[WHAT YOU ARE ASKED TO DO] Search the entries below. Return every line that has "subtitle" in it.

[Stored entries]
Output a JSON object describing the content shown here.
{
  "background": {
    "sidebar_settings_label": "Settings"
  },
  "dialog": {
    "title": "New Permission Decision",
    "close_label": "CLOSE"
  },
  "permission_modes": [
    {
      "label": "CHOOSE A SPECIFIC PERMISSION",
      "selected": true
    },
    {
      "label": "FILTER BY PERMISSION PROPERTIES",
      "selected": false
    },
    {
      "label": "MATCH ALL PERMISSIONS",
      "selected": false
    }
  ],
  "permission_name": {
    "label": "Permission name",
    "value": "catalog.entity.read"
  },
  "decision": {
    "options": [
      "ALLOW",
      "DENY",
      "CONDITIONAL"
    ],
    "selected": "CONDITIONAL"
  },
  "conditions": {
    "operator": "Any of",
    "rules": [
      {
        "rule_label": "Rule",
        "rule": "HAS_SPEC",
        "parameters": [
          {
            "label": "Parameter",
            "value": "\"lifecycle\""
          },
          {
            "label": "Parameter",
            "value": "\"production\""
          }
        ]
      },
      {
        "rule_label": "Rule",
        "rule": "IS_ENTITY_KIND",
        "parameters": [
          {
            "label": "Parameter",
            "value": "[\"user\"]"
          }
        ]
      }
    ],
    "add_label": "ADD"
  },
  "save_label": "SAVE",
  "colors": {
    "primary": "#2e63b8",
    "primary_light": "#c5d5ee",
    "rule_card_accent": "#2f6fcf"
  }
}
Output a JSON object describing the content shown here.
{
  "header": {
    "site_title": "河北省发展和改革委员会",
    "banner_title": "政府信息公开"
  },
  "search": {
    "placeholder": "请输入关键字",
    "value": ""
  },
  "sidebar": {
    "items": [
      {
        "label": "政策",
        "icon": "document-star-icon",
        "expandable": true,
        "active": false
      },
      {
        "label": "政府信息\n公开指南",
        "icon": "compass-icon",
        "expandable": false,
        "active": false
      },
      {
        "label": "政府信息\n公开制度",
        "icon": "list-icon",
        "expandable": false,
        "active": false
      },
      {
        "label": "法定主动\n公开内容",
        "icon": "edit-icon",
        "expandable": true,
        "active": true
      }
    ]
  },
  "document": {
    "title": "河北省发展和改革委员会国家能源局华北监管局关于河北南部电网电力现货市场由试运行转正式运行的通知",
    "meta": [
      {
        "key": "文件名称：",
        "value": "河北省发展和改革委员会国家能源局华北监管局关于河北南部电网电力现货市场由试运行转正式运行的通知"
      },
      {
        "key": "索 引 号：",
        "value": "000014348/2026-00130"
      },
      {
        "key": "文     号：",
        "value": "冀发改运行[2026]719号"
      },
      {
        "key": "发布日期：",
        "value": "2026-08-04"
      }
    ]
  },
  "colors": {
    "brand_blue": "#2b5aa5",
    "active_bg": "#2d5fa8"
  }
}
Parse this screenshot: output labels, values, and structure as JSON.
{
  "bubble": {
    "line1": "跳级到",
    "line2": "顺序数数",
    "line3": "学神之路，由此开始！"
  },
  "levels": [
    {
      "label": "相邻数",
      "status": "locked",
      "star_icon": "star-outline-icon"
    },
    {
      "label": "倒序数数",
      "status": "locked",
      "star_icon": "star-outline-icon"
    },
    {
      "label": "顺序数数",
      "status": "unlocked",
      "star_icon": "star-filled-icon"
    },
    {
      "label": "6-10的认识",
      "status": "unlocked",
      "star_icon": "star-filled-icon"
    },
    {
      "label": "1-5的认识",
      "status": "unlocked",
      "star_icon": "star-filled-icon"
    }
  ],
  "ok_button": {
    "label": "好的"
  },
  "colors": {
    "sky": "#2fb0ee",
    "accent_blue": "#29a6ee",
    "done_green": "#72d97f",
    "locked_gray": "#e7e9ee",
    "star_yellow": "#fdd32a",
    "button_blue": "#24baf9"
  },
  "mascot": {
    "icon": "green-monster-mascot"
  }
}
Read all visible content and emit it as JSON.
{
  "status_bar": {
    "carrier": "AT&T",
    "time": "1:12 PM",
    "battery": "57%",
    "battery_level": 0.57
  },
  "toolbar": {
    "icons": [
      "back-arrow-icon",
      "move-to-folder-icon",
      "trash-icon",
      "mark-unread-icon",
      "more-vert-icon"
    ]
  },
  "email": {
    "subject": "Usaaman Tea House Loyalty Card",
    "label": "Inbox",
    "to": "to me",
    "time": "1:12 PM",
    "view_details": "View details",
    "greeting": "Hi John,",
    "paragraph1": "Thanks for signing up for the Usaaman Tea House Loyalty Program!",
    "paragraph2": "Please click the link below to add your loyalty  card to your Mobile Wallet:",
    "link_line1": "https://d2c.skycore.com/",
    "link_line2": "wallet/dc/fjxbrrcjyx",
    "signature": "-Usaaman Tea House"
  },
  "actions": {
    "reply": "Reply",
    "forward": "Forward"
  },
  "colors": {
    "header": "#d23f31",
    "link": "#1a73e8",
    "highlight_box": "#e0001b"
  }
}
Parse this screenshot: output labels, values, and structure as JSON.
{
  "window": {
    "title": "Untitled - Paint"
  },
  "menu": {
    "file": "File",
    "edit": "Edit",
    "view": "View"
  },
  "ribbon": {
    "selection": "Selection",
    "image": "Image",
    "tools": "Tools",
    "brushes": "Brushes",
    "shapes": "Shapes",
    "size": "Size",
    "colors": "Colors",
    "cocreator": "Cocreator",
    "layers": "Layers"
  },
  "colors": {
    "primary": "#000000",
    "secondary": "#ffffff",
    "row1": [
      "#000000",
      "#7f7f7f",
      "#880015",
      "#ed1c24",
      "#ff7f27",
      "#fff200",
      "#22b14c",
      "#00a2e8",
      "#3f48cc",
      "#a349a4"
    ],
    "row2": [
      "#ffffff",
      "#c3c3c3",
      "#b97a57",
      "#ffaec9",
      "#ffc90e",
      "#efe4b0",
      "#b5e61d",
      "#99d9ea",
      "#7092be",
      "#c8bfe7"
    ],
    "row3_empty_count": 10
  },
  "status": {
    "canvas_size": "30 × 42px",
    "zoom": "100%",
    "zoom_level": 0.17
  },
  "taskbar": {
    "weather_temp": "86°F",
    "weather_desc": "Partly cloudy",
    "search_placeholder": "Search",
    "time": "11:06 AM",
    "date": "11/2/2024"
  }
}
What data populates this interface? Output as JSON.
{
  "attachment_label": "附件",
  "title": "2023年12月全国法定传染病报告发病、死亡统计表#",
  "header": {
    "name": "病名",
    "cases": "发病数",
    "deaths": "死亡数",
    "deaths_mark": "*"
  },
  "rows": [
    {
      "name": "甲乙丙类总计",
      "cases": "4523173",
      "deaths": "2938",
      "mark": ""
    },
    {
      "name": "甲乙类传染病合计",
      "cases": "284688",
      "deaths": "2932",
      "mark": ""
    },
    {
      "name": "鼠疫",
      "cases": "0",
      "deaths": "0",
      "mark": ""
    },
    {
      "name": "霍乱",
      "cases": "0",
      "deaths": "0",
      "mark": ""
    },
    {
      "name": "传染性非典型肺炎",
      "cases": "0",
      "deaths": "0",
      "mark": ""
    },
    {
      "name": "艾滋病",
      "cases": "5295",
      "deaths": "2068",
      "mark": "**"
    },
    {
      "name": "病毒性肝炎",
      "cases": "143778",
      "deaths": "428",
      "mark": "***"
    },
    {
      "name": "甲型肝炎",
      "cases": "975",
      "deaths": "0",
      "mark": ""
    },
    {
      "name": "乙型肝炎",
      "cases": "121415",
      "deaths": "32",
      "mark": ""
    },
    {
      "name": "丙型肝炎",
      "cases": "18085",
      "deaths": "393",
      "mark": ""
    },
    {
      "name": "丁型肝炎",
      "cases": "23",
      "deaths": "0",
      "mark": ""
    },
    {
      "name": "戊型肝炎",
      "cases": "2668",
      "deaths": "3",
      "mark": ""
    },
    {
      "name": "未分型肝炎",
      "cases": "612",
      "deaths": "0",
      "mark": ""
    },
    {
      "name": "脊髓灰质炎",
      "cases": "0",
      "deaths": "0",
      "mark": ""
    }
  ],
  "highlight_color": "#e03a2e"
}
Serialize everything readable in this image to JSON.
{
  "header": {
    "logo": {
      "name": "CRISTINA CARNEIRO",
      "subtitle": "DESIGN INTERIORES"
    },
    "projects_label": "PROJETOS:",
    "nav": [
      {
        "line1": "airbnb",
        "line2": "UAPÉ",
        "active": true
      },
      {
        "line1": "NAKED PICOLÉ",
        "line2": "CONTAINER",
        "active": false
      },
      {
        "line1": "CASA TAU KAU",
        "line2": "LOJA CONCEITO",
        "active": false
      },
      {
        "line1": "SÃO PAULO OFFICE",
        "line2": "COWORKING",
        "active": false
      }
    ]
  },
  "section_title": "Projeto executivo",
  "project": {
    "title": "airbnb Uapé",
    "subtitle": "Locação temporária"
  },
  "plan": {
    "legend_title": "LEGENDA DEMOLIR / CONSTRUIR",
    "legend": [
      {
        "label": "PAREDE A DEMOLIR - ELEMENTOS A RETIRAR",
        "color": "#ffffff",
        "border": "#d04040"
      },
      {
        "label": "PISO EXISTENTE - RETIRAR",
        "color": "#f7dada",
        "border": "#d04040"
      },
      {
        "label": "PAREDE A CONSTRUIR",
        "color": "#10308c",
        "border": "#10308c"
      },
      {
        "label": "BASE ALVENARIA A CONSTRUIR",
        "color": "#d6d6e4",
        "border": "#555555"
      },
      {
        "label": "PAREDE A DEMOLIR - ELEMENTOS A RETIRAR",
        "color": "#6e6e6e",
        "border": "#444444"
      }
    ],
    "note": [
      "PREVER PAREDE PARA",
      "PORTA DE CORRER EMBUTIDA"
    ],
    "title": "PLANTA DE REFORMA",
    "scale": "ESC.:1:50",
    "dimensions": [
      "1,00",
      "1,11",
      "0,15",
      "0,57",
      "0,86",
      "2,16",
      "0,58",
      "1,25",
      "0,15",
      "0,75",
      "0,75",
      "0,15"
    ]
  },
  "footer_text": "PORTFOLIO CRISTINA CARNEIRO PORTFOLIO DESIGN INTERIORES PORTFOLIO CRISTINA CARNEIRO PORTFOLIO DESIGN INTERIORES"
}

[SOLUTION TO THIS PROBLEM]
      "subtitle": "DESIGN INTERIORES"
    "subtitle": "Locação temporária"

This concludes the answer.